### WORK REQUIRED
In the records below, print each line exactly and leave every image out.

### MATERIAL PROVIDED

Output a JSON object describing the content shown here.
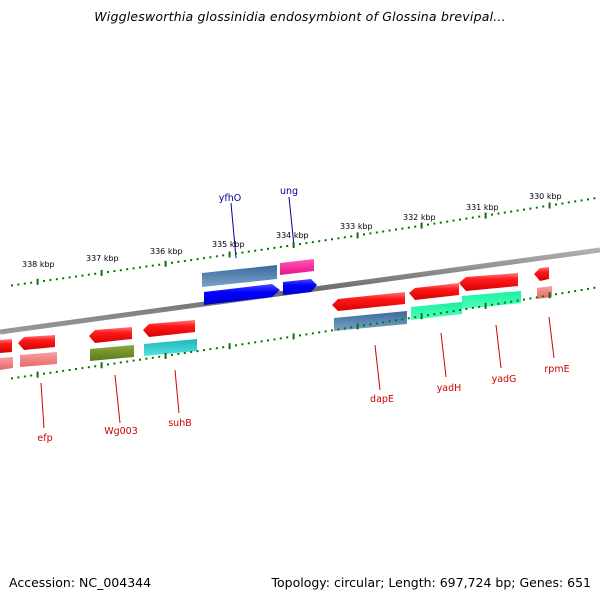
{
  "title": "Wigglesworthia glossinidia endosymbiont of Glossina brevipal...",
  "footer": {
    "accession": "Accession: NC_004344",
    "summary": "Topology: circular; Length: 697,724 bp; Genes: 651"
  },
  "colors": {
    "backbone": "#7a7a7a",
    "tick": "#007700",
    "label_top": "#000099",
    "label_bottom": "#cc0000"
  },
  "scale_labels": [
    "338 kbp",
    "337 kbp",
    "336 kbp",
    "335 kbp",
    "334 kbp",
    "333 kbp",
    "332 kbp",
    "331 kbp",
    "330 kbp"
  ],
  "genes": [
    {
      "name": "yfhO",
      "side": "top"
    },
    {
      "name": "ung",
      "side": "top"
    },
    {
      "name": "efp",
      "side": "bottom"
    },
    {
      "name": "Wg003",
      "side": "bottom"
    },
    {
      "name": "suhB",
      "side": "bottom"
    },
    {
      "name": "dapE",
      "side": "bottom"
    },
    {
      "name": "yadH",
      "side": "bottom"
    },
    {
      "name": "yadG",
      "side": "bottom"
    },
    {
      "name": "rpmE",
      "side": "bottom"
    }
  ]
}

### ANSWER TO THIS TASK
Output a JSON object describing the content shown here.
{
  "title": "Wigglesworthia glossinidia endosymbiont of Glossina brevipal...",
  "footer": {
    "accession": "Accession: NC_004344",
    "summary": "Topology: circular; Length: 697,724 bp; Genes: 651"
  },
  "colors": {
    "backbone": "#7a7a7a",
    "tick": "#007700",
    "label_top": "#000099",
    "label_bottom": "#cc0000"
  },
  "scale_labels": [
    "338 kbp",
    "337 kbp",
    "336 kbp",
    "335 kbp",
    "334 kbp",
    "333 kbp",
    "332 kbp",
    "331 kbp",
    "330 kbp"
  ],
  "genes": [
    {
      "name": "yfhO",
      "side": "top"
    },
    {
      "name": "ung",
      "side": "top"
    },
    {
      "name": "efp",
      "side": "bottom"
    },
    {
      "name": "Wg003",
      "side": "bottom"
    },
    {
      "name": "suhB",
      "side": "bottom"
    },
    {
      "name": "dapE",
      "side": "bottom"
    },
    {
      "name": "yadH",
      "side": "bottom"
    },
    {
      "name": "yadG",
      "side": "bottom"
    },
    {
      "name": "rpmE",
      "side": "bottom"
    }
  ]
}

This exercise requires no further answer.